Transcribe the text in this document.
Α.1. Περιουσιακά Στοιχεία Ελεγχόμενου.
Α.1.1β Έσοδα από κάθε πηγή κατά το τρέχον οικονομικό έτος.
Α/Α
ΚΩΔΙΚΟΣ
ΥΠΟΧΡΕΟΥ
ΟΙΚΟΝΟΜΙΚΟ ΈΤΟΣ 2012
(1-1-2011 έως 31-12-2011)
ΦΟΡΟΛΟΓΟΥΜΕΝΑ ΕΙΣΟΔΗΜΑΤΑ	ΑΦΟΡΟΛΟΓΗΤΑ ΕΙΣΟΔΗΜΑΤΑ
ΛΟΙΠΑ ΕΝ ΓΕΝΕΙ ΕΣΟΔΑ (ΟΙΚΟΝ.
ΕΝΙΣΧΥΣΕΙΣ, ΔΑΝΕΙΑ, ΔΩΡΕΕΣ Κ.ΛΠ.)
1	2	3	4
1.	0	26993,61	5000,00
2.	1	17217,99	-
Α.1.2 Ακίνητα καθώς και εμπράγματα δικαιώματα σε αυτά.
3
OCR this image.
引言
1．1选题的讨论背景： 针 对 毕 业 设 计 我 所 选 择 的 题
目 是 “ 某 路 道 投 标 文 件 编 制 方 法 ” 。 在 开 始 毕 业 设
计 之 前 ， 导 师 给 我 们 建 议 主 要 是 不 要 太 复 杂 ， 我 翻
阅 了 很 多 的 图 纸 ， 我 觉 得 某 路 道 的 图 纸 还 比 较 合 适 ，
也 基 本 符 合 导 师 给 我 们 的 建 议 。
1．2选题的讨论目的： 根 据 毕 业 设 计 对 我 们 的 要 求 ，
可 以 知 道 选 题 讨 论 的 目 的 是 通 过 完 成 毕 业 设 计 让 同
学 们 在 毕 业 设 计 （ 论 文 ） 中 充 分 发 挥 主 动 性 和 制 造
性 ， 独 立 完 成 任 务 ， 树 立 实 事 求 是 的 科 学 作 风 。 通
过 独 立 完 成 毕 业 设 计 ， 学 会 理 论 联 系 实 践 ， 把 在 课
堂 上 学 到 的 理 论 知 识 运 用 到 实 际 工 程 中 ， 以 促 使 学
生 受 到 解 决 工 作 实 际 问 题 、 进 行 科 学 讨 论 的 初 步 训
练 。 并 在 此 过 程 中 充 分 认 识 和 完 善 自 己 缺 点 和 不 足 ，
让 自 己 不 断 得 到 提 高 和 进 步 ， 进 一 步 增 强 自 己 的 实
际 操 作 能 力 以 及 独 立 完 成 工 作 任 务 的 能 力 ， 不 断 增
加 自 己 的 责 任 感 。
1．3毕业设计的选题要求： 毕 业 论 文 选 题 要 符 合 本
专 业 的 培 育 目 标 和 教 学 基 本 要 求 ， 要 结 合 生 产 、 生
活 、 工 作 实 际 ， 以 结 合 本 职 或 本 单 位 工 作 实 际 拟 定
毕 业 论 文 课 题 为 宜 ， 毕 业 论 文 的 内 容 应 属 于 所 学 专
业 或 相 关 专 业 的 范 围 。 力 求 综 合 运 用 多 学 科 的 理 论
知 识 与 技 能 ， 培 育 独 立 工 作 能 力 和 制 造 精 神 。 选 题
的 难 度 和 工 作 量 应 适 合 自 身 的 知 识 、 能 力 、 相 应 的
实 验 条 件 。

* * *

## Required task
Go through the listing above and pull out each line containing the word "this".

## Reply to the exercise
Transcribe the text in this document.
OCR this image.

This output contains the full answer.